(Stored data entries)
=======
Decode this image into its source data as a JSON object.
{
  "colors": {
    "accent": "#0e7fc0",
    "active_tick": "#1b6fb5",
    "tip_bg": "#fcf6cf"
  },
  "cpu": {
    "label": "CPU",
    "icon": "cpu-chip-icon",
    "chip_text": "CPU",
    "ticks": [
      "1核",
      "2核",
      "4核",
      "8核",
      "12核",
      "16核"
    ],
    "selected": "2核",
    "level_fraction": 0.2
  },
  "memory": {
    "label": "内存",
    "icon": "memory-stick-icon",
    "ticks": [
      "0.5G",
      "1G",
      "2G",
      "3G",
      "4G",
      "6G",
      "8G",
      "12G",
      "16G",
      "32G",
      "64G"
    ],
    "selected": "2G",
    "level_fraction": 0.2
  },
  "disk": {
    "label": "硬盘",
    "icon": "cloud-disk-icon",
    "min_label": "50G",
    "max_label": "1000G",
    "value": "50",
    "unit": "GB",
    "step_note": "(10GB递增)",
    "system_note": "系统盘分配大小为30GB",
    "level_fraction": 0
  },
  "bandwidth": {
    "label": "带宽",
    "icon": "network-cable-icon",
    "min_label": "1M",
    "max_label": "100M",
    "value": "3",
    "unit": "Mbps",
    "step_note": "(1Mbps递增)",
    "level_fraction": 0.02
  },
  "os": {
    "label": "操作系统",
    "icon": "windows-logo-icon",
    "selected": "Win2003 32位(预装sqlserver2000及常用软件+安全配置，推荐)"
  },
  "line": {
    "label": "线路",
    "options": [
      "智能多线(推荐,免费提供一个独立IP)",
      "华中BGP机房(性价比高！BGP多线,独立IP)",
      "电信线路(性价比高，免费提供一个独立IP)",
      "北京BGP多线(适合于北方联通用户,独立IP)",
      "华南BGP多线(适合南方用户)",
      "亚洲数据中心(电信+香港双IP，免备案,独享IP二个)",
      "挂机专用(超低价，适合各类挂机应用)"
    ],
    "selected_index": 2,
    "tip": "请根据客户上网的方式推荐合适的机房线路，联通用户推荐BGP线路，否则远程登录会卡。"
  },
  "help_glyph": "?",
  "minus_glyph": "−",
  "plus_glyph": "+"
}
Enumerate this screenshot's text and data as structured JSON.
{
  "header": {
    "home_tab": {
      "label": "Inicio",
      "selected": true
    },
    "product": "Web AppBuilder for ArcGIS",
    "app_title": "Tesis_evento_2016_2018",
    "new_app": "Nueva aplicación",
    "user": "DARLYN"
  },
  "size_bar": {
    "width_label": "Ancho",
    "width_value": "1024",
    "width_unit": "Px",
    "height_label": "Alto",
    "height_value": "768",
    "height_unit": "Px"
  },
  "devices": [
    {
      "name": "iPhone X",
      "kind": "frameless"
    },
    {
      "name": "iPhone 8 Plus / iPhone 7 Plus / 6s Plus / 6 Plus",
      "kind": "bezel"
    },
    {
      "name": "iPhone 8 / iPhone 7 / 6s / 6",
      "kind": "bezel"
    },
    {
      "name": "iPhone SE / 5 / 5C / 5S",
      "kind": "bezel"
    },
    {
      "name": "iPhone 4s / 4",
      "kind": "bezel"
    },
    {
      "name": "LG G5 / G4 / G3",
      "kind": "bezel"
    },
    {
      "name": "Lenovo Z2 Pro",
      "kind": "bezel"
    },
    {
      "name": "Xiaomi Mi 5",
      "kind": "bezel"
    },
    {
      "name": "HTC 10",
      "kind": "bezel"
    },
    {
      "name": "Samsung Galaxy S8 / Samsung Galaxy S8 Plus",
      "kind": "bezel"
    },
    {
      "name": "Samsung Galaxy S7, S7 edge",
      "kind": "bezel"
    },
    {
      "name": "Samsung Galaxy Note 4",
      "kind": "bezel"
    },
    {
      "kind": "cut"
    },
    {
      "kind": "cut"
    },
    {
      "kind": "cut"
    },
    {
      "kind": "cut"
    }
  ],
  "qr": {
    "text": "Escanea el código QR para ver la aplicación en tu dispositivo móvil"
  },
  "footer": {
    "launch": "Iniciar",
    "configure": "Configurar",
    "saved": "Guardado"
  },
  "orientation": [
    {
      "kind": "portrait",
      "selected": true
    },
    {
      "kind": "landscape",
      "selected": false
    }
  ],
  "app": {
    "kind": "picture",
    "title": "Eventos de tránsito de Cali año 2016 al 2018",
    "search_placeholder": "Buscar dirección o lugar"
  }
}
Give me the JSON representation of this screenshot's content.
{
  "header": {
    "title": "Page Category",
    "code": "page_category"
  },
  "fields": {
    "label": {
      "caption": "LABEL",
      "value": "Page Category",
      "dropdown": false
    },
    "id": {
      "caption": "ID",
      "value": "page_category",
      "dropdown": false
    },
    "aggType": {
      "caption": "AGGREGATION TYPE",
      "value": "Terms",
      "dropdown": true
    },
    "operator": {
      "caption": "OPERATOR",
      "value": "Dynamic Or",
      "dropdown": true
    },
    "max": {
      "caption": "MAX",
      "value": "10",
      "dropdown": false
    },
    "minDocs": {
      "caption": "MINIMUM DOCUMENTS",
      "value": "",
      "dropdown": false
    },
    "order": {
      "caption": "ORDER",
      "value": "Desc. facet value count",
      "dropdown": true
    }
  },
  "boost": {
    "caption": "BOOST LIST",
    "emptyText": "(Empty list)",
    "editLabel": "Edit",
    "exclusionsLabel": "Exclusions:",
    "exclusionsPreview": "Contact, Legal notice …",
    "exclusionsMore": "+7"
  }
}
=======
TASK GOAL: Reproduce the data shown above exactly.

TASK OUTPUT:
Decode this image into its source data as a JSON object.
{
  "colors": {
    "accent": "#0e7fc0",
    "active_tick": "#1b6fb5",
    "tip_bg": "#fcf6cf"
  },
  "cpu": {
    "label": "CPU",
    "icon": "cpu-chip-icon",
    "chip_text": "CPU",
    "ticks": [
      "1核",
      "2核",
      "4核",
      "8核",
      "12核",
      "16核"
    ],
    "selected": "2核",
    "level_fraction": 0.2
  },
  "memory": {
    "label": "内存",
    "icon": "memory-stick-icon",
    "ticks": [
      "0.5G",
      "1G",
      "2G",
      "3G",
      "4G",
      "6G",
      "8G",
      "12G",
      "16G",
      "32G",
      "64G"
    ],
    "selected": "2G",
    "level_fraction": 0.2
  },
  "disk": {
    "label": "硬盘",
    "icon": "cloud-disk-icon",
    "min_label": "50G",
    "max_label": "1000G",
    "value": "50",
    "unit": "GB",
    "step_note": "(10GB递增)",
    "system_note": "系统盘分配大小为30GB",
    "level_fraction": 0
  },
  "bandwidth": {
    "label": "带宽",
    "icon": "network-cable-icon",
    "min_label": "1M",
    "max_label": "100M",
    "value": "3",
    "unit": "Mbps",
    "step_note": "(1Mbps递增)",
    "level_fraction": 0.02
  },
  "os": {
    "label": "操作系统",
    "icon": "windows-logo-icon",
    "selected": "Win2003 32位(预装sqlserver2000及常用软件+安全配置，推荐)"
  },
  "line": {
    "label": "线路",
    "options": [
      "智能多线(推荐,免费提供一个独立IP)",
      "华中BGP机房(性价比高！BGP多线,独立IP)",
      "电信线路(性价比高，免费提供一个独立IP)",
      "北京BGP多线(适合于北方联通用户,独立IP)",
      "华南BGP多线(适合南方用户)",
      "亚洲数据中心(电信+香港双IP，免备案,独享IP二个)",
      "挂机专用(超低价，适合各类挂机应用)"
    ],
    "selected_index": 2,
    "tip": "请根据客户上网的方式推荐合适的机房线路，联通用户推荐BGP线路，否则远程登录会卡。"
  },
  "help_glyph": "?",
  "minus_glyph": "−",
  "plus_glyph": "+"
}
Enumerate this screenshot's text and data as structured JSON.
{
  "header": {
    "home_tab": {
      "label": "Inicio",
      "selected": true
    },
    "product": "Web AppBuilder for ArcGIS",
    "app_title": "Tesis_evento_2016_2018",
    "new_app": "Nueva aplicación",
    "user": "DARLYN"
  },
  "size_bar": {
    "width_label": "Ancho",
    "width_value": "1024",
    "width_unit": "Px",
    "height_label": "Alto",
    "height_value": "768",
    "height_unit": "Px"
  },
  "devices": [
    {
      "name": "iPhone X",
      "kind": "frameless"
    },
    {
      "name": "iPhone 8 Plus / iPhone 7 Plus / 6s Plus / 6 Plus",
      "kind": "bezel"
    },
    {
      "name": "iPhone 8 / iPhone 7 / 6s / 6",
      "kind": "bezel"
    },
    {
      "name": "iPhone SE / 5 / 5C / 5S",
      "kind": "bezel"
    },
    {
      "name": "iPhone 4s / 4",
      "kind": "bezel"
    },
    {
      "name": "LG G5 / G4 / G3",
      "kind": "bezel"
    },
    {
      "name": "Lenovo Z2 Pro",
      "kind": "bezel"
    },
    {
      "name": "Xiaomi Mi 5",
      "kind": "bezel"
    },
    {
      "name": "HTC 10",
      "kind": "bezel"
    },
    {
      "name": "Samsung Galaxy S8 / Samsung Galaxy S8 Plus",
      "kind": "bezel"
    },
    {
      "name": "Samsung Galaxy S7, S7 edge",
      "kind": "bezel"
    },
    {
      "name": "Samsung Galaxy Note 4",
      "kind": "bezel"
    },
    {
      "kind": "cut"
    },
    {
      "kind": "cut"
    },
    {
      "kind": "cut"
    },
    {
      "kind": "cut"
    }
  ],
  "qr": {
    "text": "Escanea el código QR para ver la aplicación en tu dispositivo móvil"
  },
  "footer": {
    "launch": "Iniciar",
    "configure": "Configurar",
    "saved": "Guardado"
  },
  "orientation": [
    {
      "kind": "portrait",
      "selected": true
    },
    {
      "kind": "landscape",
      "selected": false
    }
  ],
  "app": {
    "kind": "picture",
    "title": "Eventos de tránsito de Cali año 2016 al 2018",
    "search_placeholder": "Buscar dirección o lugar"
  }
}
Give me the JSON representation of this screenshot's content.
{
  "header": {
    "title": "Page Category",
    "code": "page_category"
  },
  "fields": {
    "label": {
      "caption": "LABEL",
      "value": "Page Category",
      "dropdown": false
    },
    "id": {
      "caption": "ID",
      "value": "page_category",
      "dropdown": false
    },
    "aggType": {
      "caption": "AGGREGATION TYPE",
      "value": "Terms",
      "dropdown": true
    },
    "operator": {
      "caption": "OPERATOR",
      "value": "Dynamic Or",
      "dropdown": true
    },
    "max": {
      "caption": "MAX",
      "value": "10",
      "dropdown": false
    },
    "minDocs": {
      "caption": "MINIMUM DOCUMENTS",
      "value": "",
      "dropdown": false
    },
    "order": {
      "caption": "ORDER",
      "value": "Desc. facet value count",
      "dropdown": true
    }
  },
  "boost": {
    "caption": "BOOST LIST",
    "emptyText": "(Empty list)",
    "editLabel": "Edit",
    "exclusionsLabel": "Exclusions:",
    "exclusionsPreview": "Contact, Legal notice …",
    "exclusionsMore": "+7"
  }
}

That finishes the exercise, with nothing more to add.